**Problem description:** What lines of the data include the string "せん断照査位置"? Copy them all.

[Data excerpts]
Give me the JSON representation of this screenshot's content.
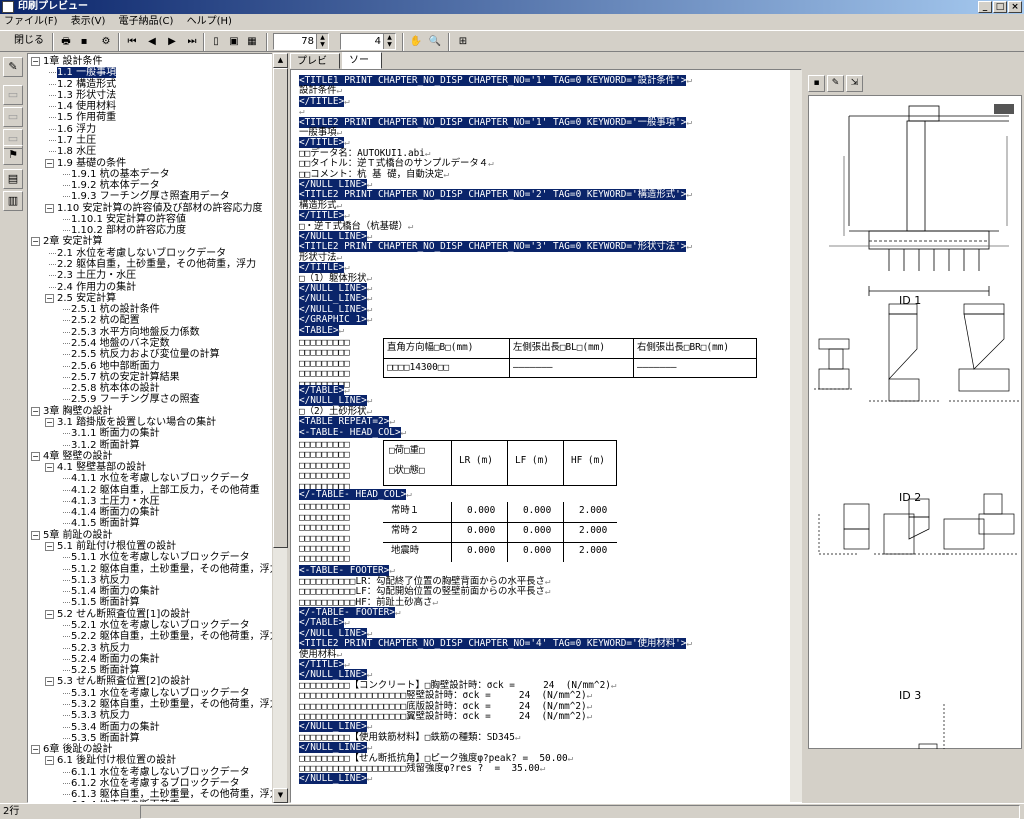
{
  "window": {
    "title": "印刷プレビュー"
  },
  "menu": [
    "ファイル(F)",
    "表示(V)",
    "電子納品(C)",
    "ヘルプ(H)"
  ],
  "toolbar": {
    "close_label": "閉じる",
    "page_value": "78",
    "zoom_value": "4"
  },
  "tabs": [
    "プレビュー",
    "ソース"
  ],
  "tree": [
    {
      "label": "1章 設計条件",
      "lvl": 0,
      "box": "−"
    },
    {
      "label": "1.1 一般事項",
      "lvl": 1,
      "sel": true
    },
    {
      "label": "1.2 構造形式",
      "lvl": 1
    },
    {
      "label": "1.3 形状寸法",
      "lvl": 1
    },
    {
      "label": "1.4 使用材料",
      "lvl": 1
    },
    {
      "label": "1.5 作用荷重",
      "lvl": 1
    },
    {
      "label": "1.6 浮力",
      "lvl": 1
    },
    {
      "label": "1.7 土圧",
      "lvl": 1
    },
    {
      "label": "1.8 水圧",
      "lvl": 1
    },
    {
      "label": "1.9 基礎の条件",
      "lvl": 1,
      "box": "−"
    },
    {
      "label": "1.9.1 杭の基本データ",
      "lvl": 2
    },
    {
      "label": "1.9.2 杭本体データ",
      "lvl": 2
    },
    {
      "label": "1.9.3 フーチング厚さ照査用データ",
      "lvl": 2
    },
    {
      "label": "1.10 安定計算の許容値及び部材の許容応力度",
      "lvl": 1,
      "box": "−"
    },
    {
      "label": "1.10.1 安定計算の許容値",
      "lvl": 2
    },
    {
      "label": "1.10.2 部材の許容応力度",
      "lvl": 2
    },
    {
      "label": "2章 安定計算",
      "lvl": 0,
      "box": "−"
    },
    {
      "label": "2.1 水位を考慮しないブロックデータ",
      "lvl": 1
    },
    {
      "label": "2.2 躯体自重，土砂重量，その他荷重，浮力",
      "lvl": 1
    },
    {
      "label": "2.3 土圧力・水圧",
      "lvl": 1
    },
    {
      "label": "2.4 作用力の集計",
      "lvl": 1
    },
    {
      "label": "2.5 安定計算",
      "lvl": 1,
      "box": "−"
    },
    {
      "label": "2.5.1 杭の設計条件",
      "lvl": 2
    },
    {
      "label": "2.5.2 杭の配置",
      "lvl": 2
    },
    {
      "label": "2.5.3 水平方向地盤反力係数",
      "lvl": 2
    },
    {
      "label": "2.5.4 地盤のバネ定数",
      "lvl": 2
    },
    {
      "label": "2.5.5 杭反力および変位量の計算",
      "lvl": 2
    },
    {
      "label": "2.5.6 地中部断面力",
      "lvl": 2
    },
    {
      "label": "2.5.7 杭の安定計算結果",
      "lvl": 2
    },
    {
      "label": "2.5.8 杭本体の設計",
      "lvl": 2
    },
    {
      "label": "2.5.9 フーチング厚さの照査",
      "lvl": 2
    },
    {
      "label": "3章 胸壁の設計",
      "lvl": 0,
      "box": "−"
    },
    {
      "label": "3.1 踏掛版を設置しない場合の集計",
      "lvl": 1,
      "box": "−"
    },
    {
      "label": "3.1.1 断面力の集計",
      "lvl": 2
    },
    {
      "label": "3.1.2 断面計算",
      "lvl": 2
    },
    {
      "label": "4章 竪壁の設計",
      "lvl": 0,
      "box": "−"
    },
    {
      "label": "4.1 竪壁基部の設計",
      "lvl": 1,
      "box": "−"
    },
    {
      "label": "4.1.1 水位を考慮しないブロックデータ",
      "lvl": 2
    },
    {
      "label": "4.1.2 躯体自重，上部工反力，その他荷重",
      "lvl": 2
    },
    {
      "label": "4.1.3 土圧力・水圧",
      "lvl": 2
    },
    {
      "label": "4.1.4 断面力の集計",
      "lvl": 2
    },
    {
      "label": "4.1.5 断面計算",
      "lvl": 2
    },
    {
      "label": "5章 前趾の設計",
      "lvl": 0,
      "box": "−"
    },
    {
      "label": "5.1 前趾付け根位置の設計",
      "lvl": 1,
      "box": "−"
    },
    {
      "label": "5.1.1 水位を考慮しないブロックデータ",
      "lvl": 2
    },
    {
      "label": "5.1.2 躯体自重，土砂重量，その他荷重，浮力",
      "lvl": 2
    },
    {
      "label": "5.1.3 杭反力",
      "lvl": 2
    },
    {
      "label": "5.1.4 断面力の集計",
      "lvl": 2
    },
    {
      "label": "5.1.5 断面計算",
      "lvl": 2
    },
    {
      "label": "5.2 せん断照査位置[1]の設計",
      "lvl": 1,
      "box": "−"
    },
    {
      "label": "5.2.1 水位を考慮しないブロックデータ",
      "lvl": 2
    },
    {
      "label": "5.2.2 躯体自重，土砂重量，その他荷重，浮力",
      "lvl": 2
    },
    {
      "label": "5.2.3 杭反力",
      "lvl": 2
    },
    {
      "label": "5.2.4 断面力の集計",
      "lvl": 2
    },
    {
      "label": "5.2.5 断面計算",
      "lvl": 2
    },
    {
      "label": "5.3 せん断照査位置[2]の設計",
      "lvl": 1,
      "box": "−"
    },
    {
      "label": "5.3.1 水位を考慮しないブロックデータ",
      "lvl": 2
    },
    {
      "label": "5.3.2 躯体自重，土砂重量，その他荷重，浮力",
      "lvl": 2
    },
    {
      "label": "5.3.3 杭反力",
      "lvl": 2
    },
    {
      "label": "5.3.4 断面力の集計",
      "lvl": 2
    },
    {
      "label": "5.3.5 断面計算",
      "lvl": 2
    },
    {
      "label": "6章 後趾の設計",
      "lvl": 0,
      "box": "−"
    },
    {
      "label": "6.1 後趾付け根位置の設計",
      "lvl": 1,
      "box": "−"
    },
    {
      "label": "6.1.1 水位を考慮しないブロックデータ",
      "lvl": 2
    },
    {
      "label": "6.1.2 水位を考慮するブロックデータ",
      "lvl": 2
    },
    {
      "label": "6.1.3 躯体自重，土砂重量，その他荷重，浮力",
      "lvl": 2
    },
    {
      "label": "6.1.4 地表面の断面荷重",
      "lvl": 2
    }
  ],
  "source_lines": [
    {
      "t": "<TITLE1 PRINT CHAPTER_NO_DISP CHAPTER_NO='1' TAG=0 KEYWORD='設計条件'>",
      "tag": true
    },
    {
      "t": "設計条件"
    },
    {
      "t": "</TITLE>",
      "tag": true
    },
    {
      "t": ""
    },
    {
      "t": "<TITLE2 PRINT CHAPTER_NO_DISP CHAPTER_NO='1' TAG=0 KEYWORD='一般事項'>",
      "tag": true
    },
    {
      "t": "一般事項"
    },
    {
      "t": "</TITLE>",
      "tag": true
    },
    {
      "t": "□□データ名：AUTOKUI1.abi"
    },
    {
      "t": "□□タイトル：逆Ｔ式橋台のサンプルデータ４"
    },
    {
      "t": "□□コメント：杭 基 礎，自動決定"
    },
    {
      "t": "</NULL_LINE>",
      "tag": true
    },
    {
      "t": "<TITLE2 PRINT CHAPTER_NO_DISP CHAPTER_NO='2' TAG=0 KEYWORD='構造形式'>",
      "tag": true
    },
    {
      "t": "構造形式"
    },
    {
      "t": "</TITLE>",
      "tag": true
    },
    {
      "t": "□・逆Ｔ式橋台（杭基礎）"
    },
    {
      "t": "</NULL_LINE>",
      "tag": true
    },
    {
      "t": "<TITLE2 PRINT CHAPTER_NO_DISP CHAPTER_NO='3' TAG=0 KEYWORD='形状寸法'>",
      "tag": true
    },
    {
      "t": "形状寸法"
    },
    {
      "t": "</TITLE>",
      "tag": true
    },
    {
      "t": "□（1）躯体形状"
    },
    {
      "t": "</NULL_LINE>",
      "tag": true
    },
    {
      "t": "</NULL_LINE>",
      "tag": true
    },
    {
      "t": "</NULL_LINE>",
      "tag": true
    },
    {
      "t": "</GRAPHIC 1>",
      "tag": true
    },
    {
      "t": "<TABLE>",
      "tag": true
    }
  ],
  "table1": {
    "headers": [
      "直角方向幅□B□(mm)",
      "左側張出長□BL□(mm)",
      "右側張出長□BR□(mm)"
    ],
    "row": [
      "□□□□14300□□",
      "―――――――",
      "―――――――"
    ]
  },
  "source_lines2": [
    {
      "t": "</TABLE>",
      "tag": true
    },
    {
      "t": "</NULL_LINE>",
      "tag": true
    },
    {
      "t": "□（2）土砂形状"
    },
    {
      "t": "<TABLE REPEAT=2>",
      "tag": true
    },
    {
      "t": "<-TABLE- HEAD_COL>",
      "tag": true
    }
  ],
  "table2": {
    "headers": [
      "□荷□重□\n□状□態□",
      "LR (m)",
      "LF (m)",
      "HF (m)"
    ],
    "rows": [
      [
        "常時１",
        "0.000",
        "0.000",
        "2.000"
      ],
      [
        "常時２",
        "0.000",
        "0.000",
        "2.000"
      ],
      [
        "地震時",
        "0.000",
        "0.000",
        "2.000"
      ]
    ],
    "head_close": "</-TABLE- HEAD_COL>"
  },
  "source_lines3": [
    {
      "t": "<-TABLE- FOOTER>",
      "tag": true
    },
    {
      "t": "□□□□□□□□□□LR：勾配終了位置の胸壁背面からの水平長さ"
    },
    {
      "t": "□□□□□□□□□□LF：勾配開始位置の竪壁前面からの水平長さ"
    },
    {
      "t": "□□□□□□□□□□HF：前趾土砂高さ"
    },
    {
      "t": "</-TABLE- FOOTER>",
      "tag": true
    },
    {
      "t": "</TABLE>",
      "tag": true
    },
    {
      "t": "</NULL_LINE>",
      "tag": true
    },
    {
      "t": "<TITLE2 PRINT CHAPTER_NO_DISP CHAPTER_NO='4' TAG=0 KEYWORD='使用材料'>",
      "tag": true
    },
    {
      "t": "使用材料"
    },
    {
      "t": "</TITLE>",
      "tag": true
    },
    {
      "t": "</NULL_LINE>",
      "tag": true
    },
    {
      "t": "□□□□□□□□□【コンクリート】□胸壁設計時：σck =     24  (N/mm^2)"
    },
    {
      "t": "□□□□□□□□□□□□□□□□□□□竪壁設計時：σck =     24  (N/mm^2)"
    },
    {
      "t": "□□□□□□□□□□□□□□□□□□□底版設計時：σck =     24  (N/mm^2)"
    },
    {
      "t": "□□□□□□□□□□□□□□□□□□□翼壁設計時：σck =     24  (N/mm^2)"
    },
    {
      "t": "</NULL_LINE>",
      "tag": true
    },
    {
      "t": "□□□□□□□□□【使用鉄筋材料】□鉄筋の種類：SD345"
    },
    {
      "t": "</NULL_LINE>",
      "tag": true
    },
    {
      "t": "□□□□□□□□□【せん断抵抗角】□ピーク強度φ?peak? =  50.00"
    },
    {
      "t": "□□□□□□□□□□□□□□□□□□□残留強度φ?res ?  =  35.00"
    },
    {
      "t": "</NULL_LINE>",
      "tag": true
    }
  ],
  "preview": {
    "ids": [
      "ID 1",
      "ID 2",
      "ID 3"
    ]
  },
  "status": {
    "text": "2行"
  }
}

**Task output:**
      "label": "5.2 せん断照査位置[1]の設計",
      "label": "5.3 せん断照査位置[2]の設計",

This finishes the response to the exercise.